Update the letter about ballot petitions by restating it starting with "As shown in" and going on through "defeating the petition.", putting "other side" in place of "opposition".

EXTRACT PROVIDED:
'''

He’s spearheaded petitions and finds fault in the Legislature

“Why Beacon Hill resents ballot activists” was an excellent explanation of the process involved. I can applaud this, since I twice initiated such petitions. On the second attempt, as chairman of the Coalition to Repeal 40B in 2010, I was among the select few in 120 years to get my petition on the ballot.

The glaring fault is in the Legislature, which often fails in a timely fashion to process the bill that the initially gathered signatures created. There are petitions presented by special-interest organizations that come with deep treasuries funding large, organized staffs, but there are many that are true grass-roots efforts of average citizens with little funding but willing workers. We were one of those.

As shown in the campaign finance records, the amount of money we spent per vote was about 5 cents, while the opposition, with its vested interest, spent more than a dollar per vote, defeating the petition.

'''

Items listed in a dataset:
'''

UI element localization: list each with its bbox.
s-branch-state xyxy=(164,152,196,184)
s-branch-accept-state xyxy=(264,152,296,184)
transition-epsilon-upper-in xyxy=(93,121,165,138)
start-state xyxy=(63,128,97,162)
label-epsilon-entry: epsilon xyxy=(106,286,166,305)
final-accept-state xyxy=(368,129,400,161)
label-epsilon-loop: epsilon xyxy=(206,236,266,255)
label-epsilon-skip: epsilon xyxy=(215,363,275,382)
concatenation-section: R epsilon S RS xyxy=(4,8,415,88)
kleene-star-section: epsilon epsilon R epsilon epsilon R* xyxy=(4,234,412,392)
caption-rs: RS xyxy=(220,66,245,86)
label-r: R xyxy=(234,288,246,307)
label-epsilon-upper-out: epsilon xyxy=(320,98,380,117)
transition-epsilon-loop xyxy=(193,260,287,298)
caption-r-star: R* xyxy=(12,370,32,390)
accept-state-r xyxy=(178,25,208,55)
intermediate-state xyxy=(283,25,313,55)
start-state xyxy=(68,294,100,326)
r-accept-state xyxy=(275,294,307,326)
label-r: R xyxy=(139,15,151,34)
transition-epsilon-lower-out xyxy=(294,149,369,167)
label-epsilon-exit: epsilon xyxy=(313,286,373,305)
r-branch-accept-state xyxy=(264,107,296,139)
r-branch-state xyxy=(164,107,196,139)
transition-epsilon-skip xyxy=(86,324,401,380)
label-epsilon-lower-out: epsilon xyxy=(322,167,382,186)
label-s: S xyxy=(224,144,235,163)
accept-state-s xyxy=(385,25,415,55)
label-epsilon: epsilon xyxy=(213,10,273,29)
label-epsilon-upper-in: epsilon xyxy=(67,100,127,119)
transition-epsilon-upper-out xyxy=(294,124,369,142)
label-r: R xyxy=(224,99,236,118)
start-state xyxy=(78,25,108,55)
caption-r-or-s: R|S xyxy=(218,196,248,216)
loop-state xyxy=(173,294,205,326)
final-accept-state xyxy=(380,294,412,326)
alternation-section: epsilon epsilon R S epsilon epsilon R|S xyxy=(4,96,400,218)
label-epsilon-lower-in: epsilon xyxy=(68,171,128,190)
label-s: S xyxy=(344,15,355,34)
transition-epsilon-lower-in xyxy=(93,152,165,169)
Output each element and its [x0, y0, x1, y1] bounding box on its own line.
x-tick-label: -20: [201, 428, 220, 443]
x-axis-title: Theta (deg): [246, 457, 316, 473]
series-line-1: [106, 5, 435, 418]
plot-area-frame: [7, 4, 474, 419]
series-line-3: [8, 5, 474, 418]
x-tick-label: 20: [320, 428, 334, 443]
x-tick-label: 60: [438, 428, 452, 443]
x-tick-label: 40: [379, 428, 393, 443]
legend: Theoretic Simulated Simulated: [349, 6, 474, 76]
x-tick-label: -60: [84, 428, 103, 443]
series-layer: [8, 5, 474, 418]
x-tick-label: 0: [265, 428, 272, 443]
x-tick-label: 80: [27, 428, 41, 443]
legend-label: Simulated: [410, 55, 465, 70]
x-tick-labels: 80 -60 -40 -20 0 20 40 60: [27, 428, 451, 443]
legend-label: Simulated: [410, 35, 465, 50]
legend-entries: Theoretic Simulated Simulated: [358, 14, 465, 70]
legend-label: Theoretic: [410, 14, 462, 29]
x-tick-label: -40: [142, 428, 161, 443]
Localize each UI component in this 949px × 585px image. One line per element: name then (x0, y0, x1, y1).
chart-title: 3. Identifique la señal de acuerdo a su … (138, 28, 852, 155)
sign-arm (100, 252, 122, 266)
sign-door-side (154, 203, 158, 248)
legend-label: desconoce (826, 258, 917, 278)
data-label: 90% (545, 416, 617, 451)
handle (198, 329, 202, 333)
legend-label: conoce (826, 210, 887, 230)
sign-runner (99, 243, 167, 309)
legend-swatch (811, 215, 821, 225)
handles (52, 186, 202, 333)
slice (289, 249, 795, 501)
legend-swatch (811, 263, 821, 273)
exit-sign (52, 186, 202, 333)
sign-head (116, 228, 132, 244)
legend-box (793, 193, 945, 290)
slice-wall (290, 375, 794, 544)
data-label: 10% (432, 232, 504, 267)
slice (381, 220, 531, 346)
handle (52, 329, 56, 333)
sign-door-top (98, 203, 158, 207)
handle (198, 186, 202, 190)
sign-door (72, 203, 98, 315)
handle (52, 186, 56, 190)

'''

RESULT FOR THIS TASK:
As shown in the campaign finance records, the amount of money we spent per vote was about 5 cents, while the other side, with its vested interest, spent more than a dollar per vote, defeating the petition.